Data entries for graphics:
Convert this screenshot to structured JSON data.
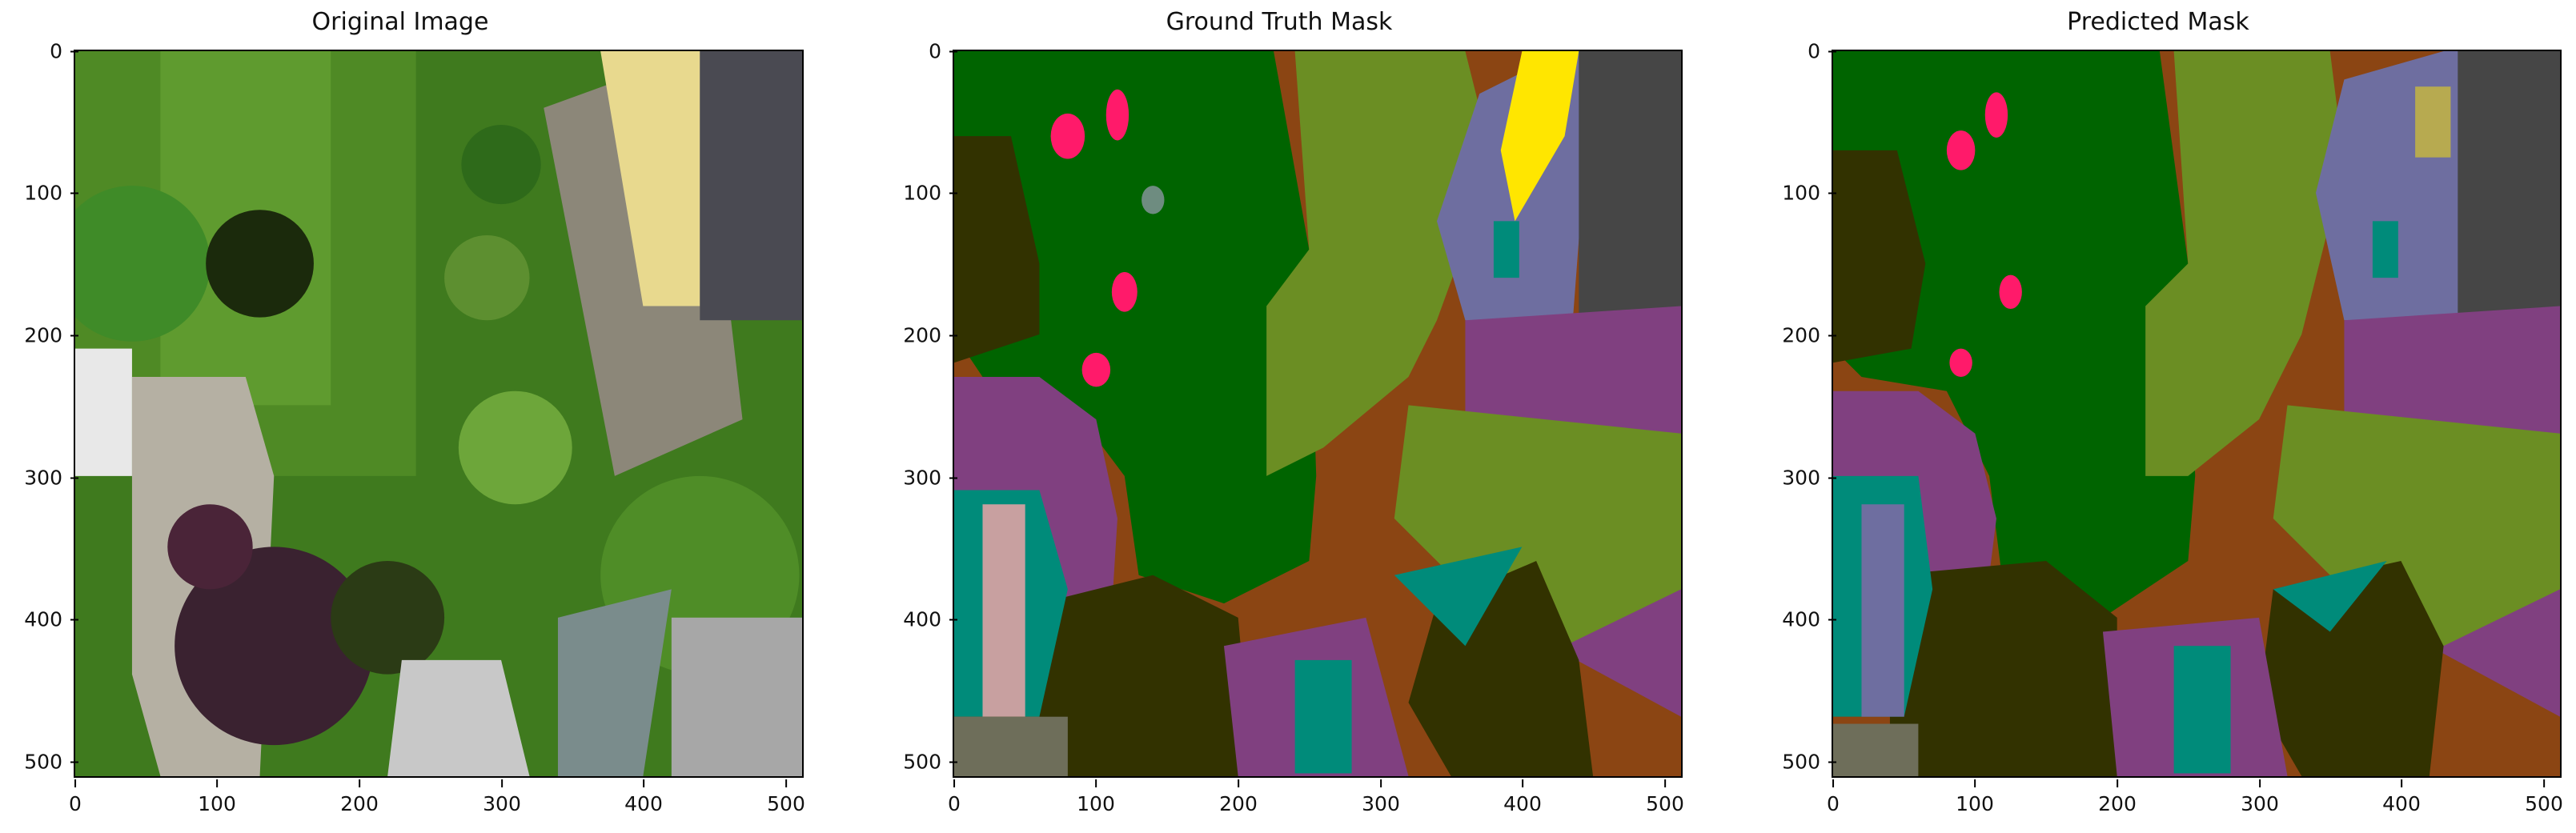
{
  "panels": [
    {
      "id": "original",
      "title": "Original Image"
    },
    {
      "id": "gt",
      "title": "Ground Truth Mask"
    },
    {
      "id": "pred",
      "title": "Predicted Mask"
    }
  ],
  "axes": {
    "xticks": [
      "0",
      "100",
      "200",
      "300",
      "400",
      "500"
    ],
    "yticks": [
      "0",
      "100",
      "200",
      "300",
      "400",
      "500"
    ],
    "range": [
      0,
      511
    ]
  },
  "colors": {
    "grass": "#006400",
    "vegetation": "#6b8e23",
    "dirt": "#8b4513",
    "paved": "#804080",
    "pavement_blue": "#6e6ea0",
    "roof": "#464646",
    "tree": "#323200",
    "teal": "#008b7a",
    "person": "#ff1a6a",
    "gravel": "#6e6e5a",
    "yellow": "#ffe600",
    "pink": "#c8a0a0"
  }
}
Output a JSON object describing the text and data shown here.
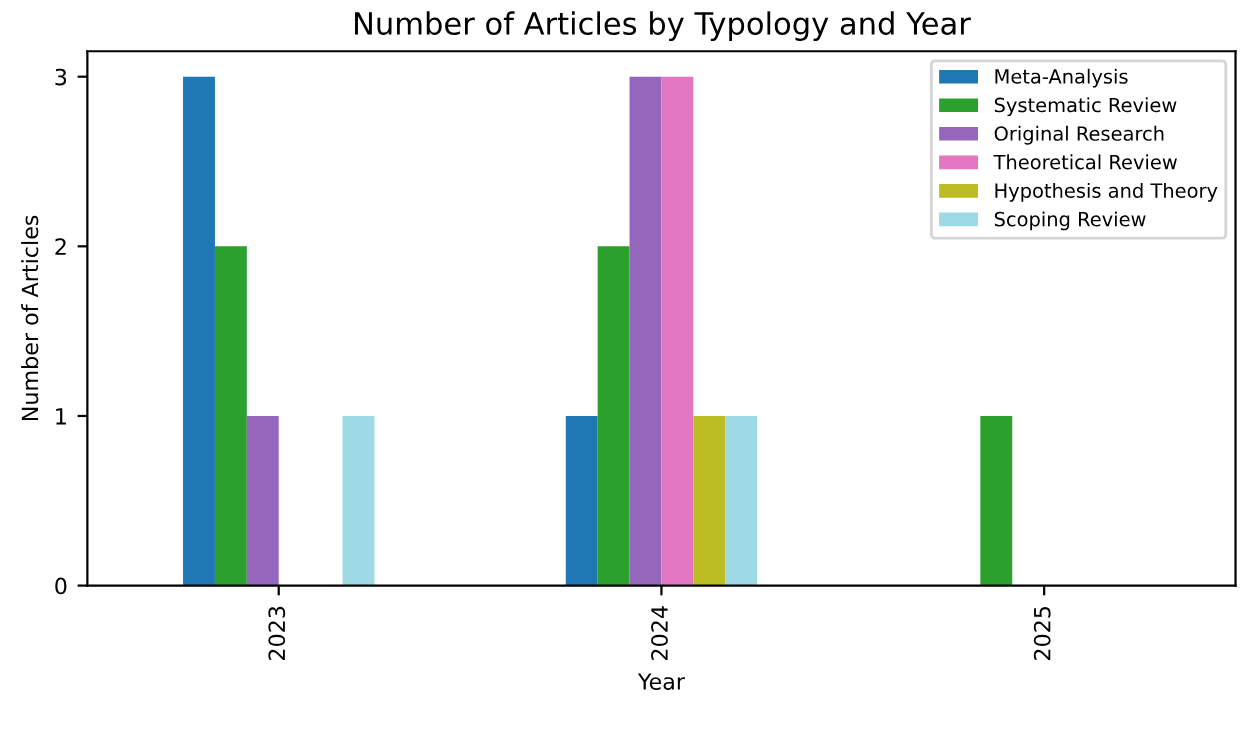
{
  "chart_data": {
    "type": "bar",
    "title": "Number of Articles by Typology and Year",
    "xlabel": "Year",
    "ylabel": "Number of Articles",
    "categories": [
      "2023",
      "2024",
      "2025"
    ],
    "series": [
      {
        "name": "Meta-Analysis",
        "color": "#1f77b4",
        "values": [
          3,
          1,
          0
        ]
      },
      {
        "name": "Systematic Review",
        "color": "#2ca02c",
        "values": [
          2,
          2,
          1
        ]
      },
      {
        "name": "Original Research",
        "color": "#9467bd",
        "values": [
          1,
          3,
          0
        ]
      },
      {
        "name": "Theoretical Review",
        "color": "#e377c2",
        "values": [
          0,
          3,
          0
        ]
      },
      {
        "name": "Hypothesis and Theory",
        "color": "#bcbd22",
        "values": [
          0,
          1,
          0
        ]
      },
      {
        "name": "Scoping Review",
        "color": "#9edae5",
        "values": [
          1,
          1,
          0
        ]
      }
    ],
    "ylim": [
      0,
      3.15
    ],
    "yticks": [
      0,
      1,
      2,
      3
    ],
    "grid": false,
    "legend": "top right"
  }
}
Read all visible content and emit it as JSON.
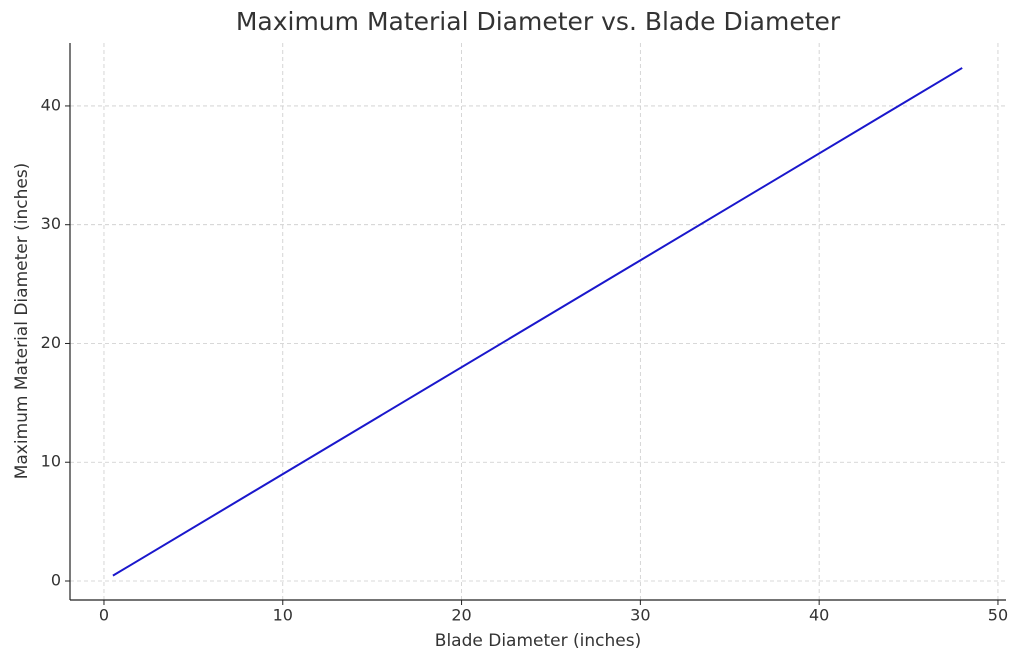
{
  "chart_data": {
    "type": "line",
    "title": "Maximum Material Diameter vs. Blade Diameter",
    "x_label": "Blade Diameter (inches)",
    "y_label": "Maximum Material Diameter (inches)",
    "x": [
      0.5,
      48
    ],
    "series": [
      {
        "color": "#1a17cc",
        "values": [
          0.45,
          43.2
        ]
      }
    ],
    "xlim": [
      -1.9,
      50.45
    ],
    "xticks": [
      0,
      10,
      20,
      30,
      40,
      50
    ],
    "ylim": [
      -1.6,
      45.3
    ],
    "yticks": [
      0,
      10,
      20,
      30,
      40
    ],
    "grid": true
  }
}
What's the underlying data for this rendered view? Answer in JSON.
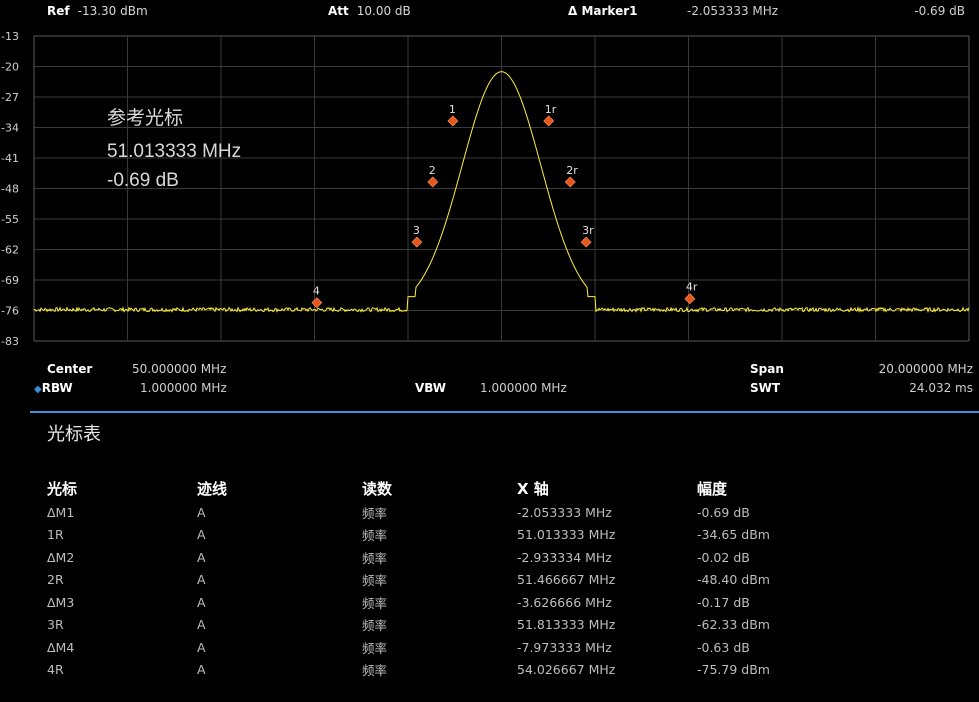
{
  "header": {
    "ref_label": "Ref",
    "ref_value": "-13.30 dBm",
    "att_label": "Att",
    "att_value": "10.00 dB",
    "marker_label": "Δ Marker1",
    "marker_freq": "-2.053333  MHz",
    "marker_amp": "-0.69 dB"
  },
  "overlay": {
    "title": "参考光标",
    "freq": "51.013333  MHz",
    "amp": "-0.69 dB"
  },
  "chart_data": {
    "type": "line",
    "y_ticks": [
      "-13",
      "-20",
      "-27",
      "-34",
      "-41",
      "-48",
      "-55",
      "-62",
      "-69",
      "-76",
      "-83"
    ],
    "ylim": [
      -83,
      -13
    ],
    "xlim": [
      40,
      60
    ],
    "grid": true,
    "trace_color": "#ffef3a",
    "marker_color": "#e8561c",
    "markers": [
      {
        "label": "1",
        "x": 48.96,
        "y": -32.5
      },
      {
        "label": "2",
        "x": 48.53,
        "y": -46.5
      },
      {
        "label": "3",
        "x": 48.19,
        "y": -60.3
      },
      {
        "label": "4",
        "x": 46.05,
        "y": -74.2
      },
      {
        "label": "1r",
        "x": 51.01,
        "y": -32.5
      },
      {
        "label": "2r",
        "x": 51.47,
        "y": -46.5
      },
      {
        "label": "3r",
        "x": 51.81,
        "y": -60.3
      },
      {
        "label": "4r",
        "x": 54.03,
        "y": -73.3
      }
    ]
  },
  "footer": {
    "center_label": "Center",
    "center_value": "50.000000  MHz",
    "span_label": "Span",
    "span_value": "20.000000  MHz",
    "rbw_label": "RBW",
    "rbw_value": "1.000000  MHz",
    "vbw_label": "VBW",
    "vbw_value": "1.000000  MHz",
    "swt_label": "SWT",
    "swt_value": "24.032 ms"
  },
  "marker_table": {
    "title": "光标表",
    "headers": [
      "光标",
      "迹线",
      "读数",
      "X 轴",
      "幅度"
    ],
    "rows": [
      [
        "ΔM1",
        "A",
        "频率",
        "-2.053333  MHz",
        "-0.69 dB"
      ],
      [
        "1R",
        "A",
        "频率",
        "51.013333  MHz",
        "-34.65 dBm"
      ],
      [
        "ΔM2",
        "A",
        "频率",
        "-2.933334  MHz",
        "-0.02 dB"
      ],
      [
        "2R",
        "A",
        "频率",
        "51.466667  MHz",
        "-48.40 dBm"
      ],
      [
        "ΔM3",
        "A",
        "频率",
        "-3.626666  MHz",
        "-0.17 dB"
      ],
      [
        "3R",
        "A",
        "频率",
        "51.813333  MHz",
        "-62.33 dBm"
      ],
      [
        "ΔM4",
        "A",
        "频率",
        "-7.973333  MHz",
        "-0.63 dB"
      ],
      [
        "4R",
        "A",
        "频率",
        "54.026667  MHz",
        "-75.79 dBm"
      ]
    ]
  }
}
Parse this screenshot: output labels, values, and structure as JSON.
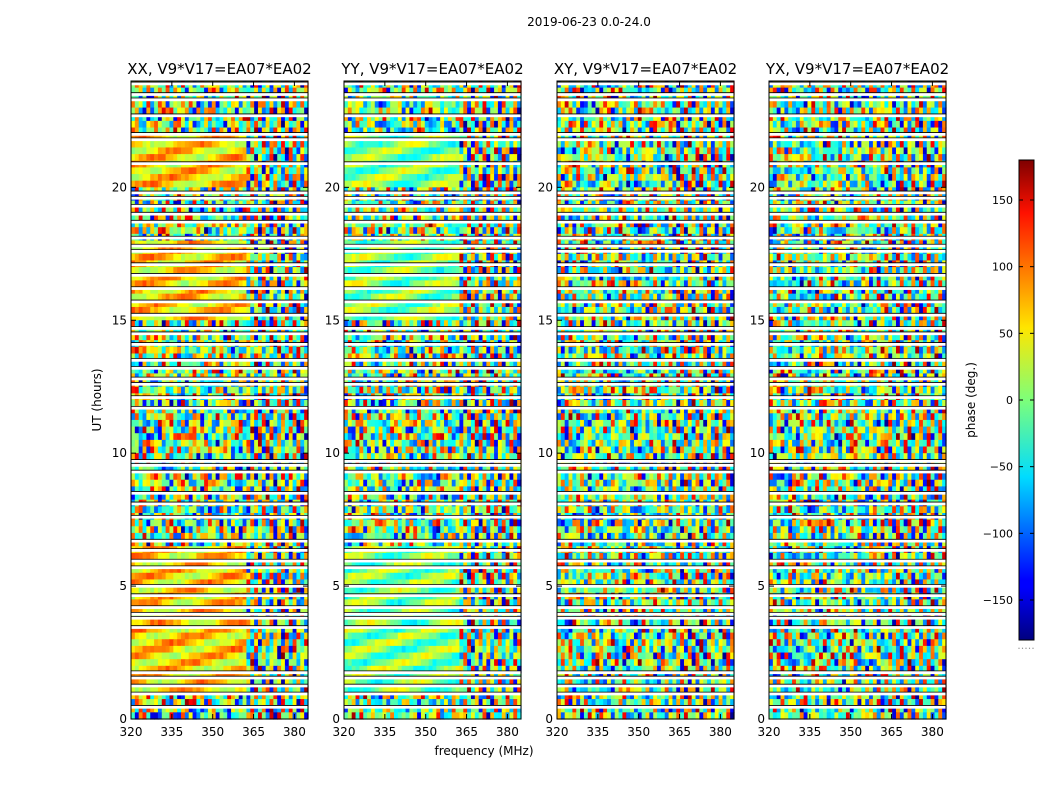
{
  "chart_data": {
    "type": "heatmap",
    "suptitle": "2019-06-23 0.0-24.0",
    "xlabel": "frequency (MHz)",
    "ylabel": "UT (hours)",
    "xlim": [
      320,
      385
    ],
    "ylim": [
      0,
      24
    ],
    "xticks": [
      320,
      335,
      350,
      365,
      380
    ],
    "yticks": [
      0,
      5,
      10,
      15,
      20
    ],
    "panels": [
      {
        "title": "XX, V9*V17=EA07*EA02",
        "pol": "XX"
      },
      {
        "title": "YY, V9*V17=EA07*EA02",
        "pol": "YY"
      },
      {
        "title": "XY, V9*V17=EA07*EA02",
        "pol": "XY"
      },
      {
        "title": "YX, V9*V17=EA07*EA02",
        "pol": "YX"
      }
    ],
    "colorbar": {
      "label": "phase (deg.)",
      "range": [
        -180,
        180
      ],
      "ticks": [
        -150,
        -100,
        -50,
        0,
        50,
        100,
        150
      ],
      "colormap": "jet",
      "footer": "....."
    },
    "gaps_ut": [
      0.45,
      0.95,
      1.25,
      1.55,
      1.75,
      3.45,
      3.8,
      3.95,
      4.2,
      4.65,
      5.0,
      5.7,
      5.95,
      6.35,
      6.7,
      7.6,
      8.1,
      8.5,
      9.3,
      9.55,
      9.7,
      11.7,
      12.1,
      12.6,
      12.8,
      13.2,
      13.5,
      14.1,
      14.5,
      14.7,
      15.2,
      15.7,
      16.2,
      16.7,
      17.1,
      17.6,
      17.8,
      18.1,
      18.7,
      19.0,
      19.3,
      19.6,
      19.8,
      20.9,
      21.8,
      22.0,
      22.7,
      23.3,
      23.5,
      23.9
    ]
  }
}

* _WRITTEN PROBLEM_: Return the listing above word for word, with the pictures removed.

* _RESULT_:
Convert this screenshot to structured JSON data.
{
  "panels": [
    {
      "id": "original",
      "title": "Original Image"
    },
    {
      "id": "gt",
      "title": "Ground Truth Mask"
    },
    {
      "id": "pred",
      "title": "Predicted Mask"
    }
  ],
  "axes": {
    "xticks": [
      "0",
      "100",
      "200",
      "300",
      "400",
      "500"
    ],
    "yticks": [
      "0",
      "100",
      "200",
      "300",
      "400",
      "500"
    ],
    "range": [
      0,
      511
    ]
  },
  "colors": {
    "grass": "#006400",
    "vegetation": "#6b8e23",
    "dirt": "#8b4513",
    "paved": "#804080",
    "pavement_blue": "#6e6ea0",
    "roof": "#464646",
    "tree": "#323200",
    "teal": "#008b7a",
    "person": "#ff1a6a",
    "gravel": "#6e6e5a",
    "yellow": "#ffe600",
    "pink": "#c8a0a0"
  }
}
Output a JSON object describing the text and data shown here.
{
  "chart_data": {
    "type": "bar",
    "title": "Number of Articles by Typology and Year",
    "xlabel": "Year",
    "ylabel": "Number of Articles",
    "categories": [
      "2023",
      "2024",
      "2025"
    ],
    "series": [
      {
        "name": "Meta-Analysis",
        "color": "#1f77b4",
        "values": [
          3,
          1,
          0
        ]
      },
      {
        "name": "Systematic Review",
        "color": "#2ca02c",
        "values": [
          2,
          2,
          1
        ]
      },
      {
        "name": "Original Research",
        "color": "#9467bd",
        "values": [
          1,
          3,
          0
        ]
      },
      {
        "name": "Theoretical Review",
        "color": "#e377c2",
        "values": [
          0,
          3,
          0
        ]
      },
      {
        "name": "Hypothesis and Theory",
        "color": "#bcbd22",
        "values": [
          0,
          1,
          0
        ]
      },
      {
        "name": "Scoping Review",
        "color": "#9edae5",
        "values": [
          1,
          1,
          0
        ]
      }
    ],
    "ylim": [
      0,
      3.15
    ],
    "yticks": [
      0,
      1,
      2,
      3
    ],
    "grid": false,
    "legend": "top right"
  }
}
Read all visible content and emit it as JSON.
{
  "chart_data": {
    "type": "line",
    "title": "Maximum Material Diameter vs. Blade Diameter",
    "x_label": "Blade Diameter (inches)",
    "y_label": "Maximum Material Diameter (inches)",
    "x": [
      0.5,
      48
    ],
    "series": [
      {
        "color": "#1a17cc",
        "values": [
          0.45,
          43.2
        ]
      }
    ],
    "xlim": [
      -1.9,
      50.45
    ],
    "xticks": [
      0,
      10,
      20,
      30,
      40,
      50
    ],
    "ylim": [
      -1.6,
      45.3
    ],
    "yticks": [
      0,
      10,
      20,
      30,
      40
    ],
    "grid": true
  }
}
What's the underlying data for this rendered view? Answer in JSON.
{
  "header": {
    "ref_label": "Ref",
    "ref_value": "-13.30 dBm",
    "att_label": "Att",
    "att_value": "10.00 dB",
    "marker_label": "Δ Marker1",
    "marker_freq": "-2.053333  MHz",
    "marker_amp": "-0.69 dB"
  },
  "overlay": {
    "title": "参考光标",
    "freq": "51.013333  MHz",
    "amp": "-0.69 dB"
  },
  "chart_data": {
    "type": "line",
    "y_ticks": [
      "-13",
      "-20",
      "-27",
      "-34",
      "-41",
      "-48",
      "-55",
      "-62",
      "-69",
      "-76",
      "-83"
    ],
    "ylim": [
      -83,
      -13
    ],
    "xlim": [
      40,
      60
    ],
    "grid": true,
    "trace_color": "#ffef3a",
    "marker_color": "#e8561c",
    "markers": [
      {
        "label": "1",
        "x": 48.96,
        "y": -32.5
      },
      {
        "label": "2",
        "x": 48.53,
        "y": -46.5
      },
      {
        "label": "3",
        "x": 48.19,
        "y": -60.3
      },
      {
        "label": "4",
        "x": 46.05,
        "y": -74.2
      },
      {
        "label": "1r",
        "x": 51.01,
        "y": -32.5
      },
      {
        "label": "2r",
        "x": 51.47,
        "y": -46.5
      },
      {
        "label": "3r",
        "x": 51.81,
        "y": -60.3
      },
      {
        "label": "4r",
        "x": 54.03,
        "y": -73.3
      }
    ]
  },
  "footer": {
    "center_label": "Center",
    "center_value": "50.000000  MHz",
    "span_label": "Span",
    "span_value": "20.000000  MHz",
    "rbw_label": "RBW",
    "rbw_value": "1.000000  MHz",
    "vbw_label": "VBW",
    "vbw_value": "1.000000  MHz",
    "swt_label": "SWT",
    "swt_value": "24.032 ms"
  },
  "marker_table": {
    "title": "光标表",
    "headers": [
      "光标",
      "迹线",
      "读数",
      "X 轴",
      "幅度"
    ],
    "rows": [
      [
        "ΔM1",
        "A",
        "频率",
        "-2.053333  MHz",
        "-0.69 dB"
      ],
      [
        "1R",
        "A",
        "频率",
        "51.013333  MHz",
        "-34.65 dBm"
      ],
      [
        "ΔM2",
        "A",
        "频率",
        "-2.933334  MHz",
        "-0.02 dB"
      ],
      [
        "2R",
        "A",
        "频率",
        "51.466667  MHz",
        "-48.40 dBm"
      ],
      [
        "ΔM3",
        "A",
        "频率",
        "-3.626666  MHz",
        "-0.17 dB"
      ],
      [
        "3R",
        "A",
        "频率",
        "51.813333  MHz",
        "-62.33 dBm"
      ],
      [
        "ΔM4",
        "A",
        "频率",
        "-7.973333  MHz",
        "-0.63 dB"
      ],
      [
        "4R",
        "A",
        "频率",
        "54.026667  MHz",
        "-75.79 dBm"
      ]
    ]
  }
}
Parse this screenshot: output labels, values, and structure as JSON.
{
  "chart_data": {
    "type": "heatmap",
    "suptitle": "2019-06-23 0.0-24.0",
    "xlabel": "frequency (MHz)",
    "ylabel": "UT (hours)",
    "xlim": [
      320,
      385
    ],
    "ylim": [
      0,
      24
    ],
    "xticks": [
      320,
      335,
      350,
      365,
      380
    ],
    "yticks": [
      0,
      5,
      10,
      15,
      20
    ],
    "panels": [
      {
        "title": "XX, V9*V17=EA07*EA02",
        "pol": "XX"
      },
      {
        "title": "YY, V9*V17=EA07*EA02",
        "pol": "YY"
      },
      {
        "title": "XY, V9*V17=EA07*EA02",
        "pol": "XY"
      },
      {
        "title": "YX, V9*V17=EA07*EA02",
        "pol": "YX"
      }
    ],
    "colorbar": {
      "label": "phase (deg.)",
      "range": [
        -180,
        180
      ],
      "ticks": [
        -150,
        -100,
        -50,
        0,
        50,
        100,
        150
      ],
      "colormap": "jet",
      "footer": "....."
    },
    "gaps_ut": [
      0.45,
      0.95,
      1.25,
      1.55,
      1.75,
      3.45,
      3.8,
      3.95,
      4.2,
      4.65,
      5.0,
      5.7,
      5.95,
      6.35,
      6.7,
      7.6,
      8.1,
      8.5,
      9.3,
      9.55,
      9.7,
      11.7,
      12.1,
      12.6,
      12.8,
      13.2,
      13.5,
      14.1,
      14.5,
      14.7,
      15.2,
      15.7,
      16.2,
      16.7,
      17.1,
      17.6,
      17.8,
      18.1,
      18.7,
      19.0,
      19.3,
      19.6,
      19.8,
      20.9,
      21.8,
      22.0,
      22.7,
      23.3,
      23.5,
      23.9
    ]
  }
}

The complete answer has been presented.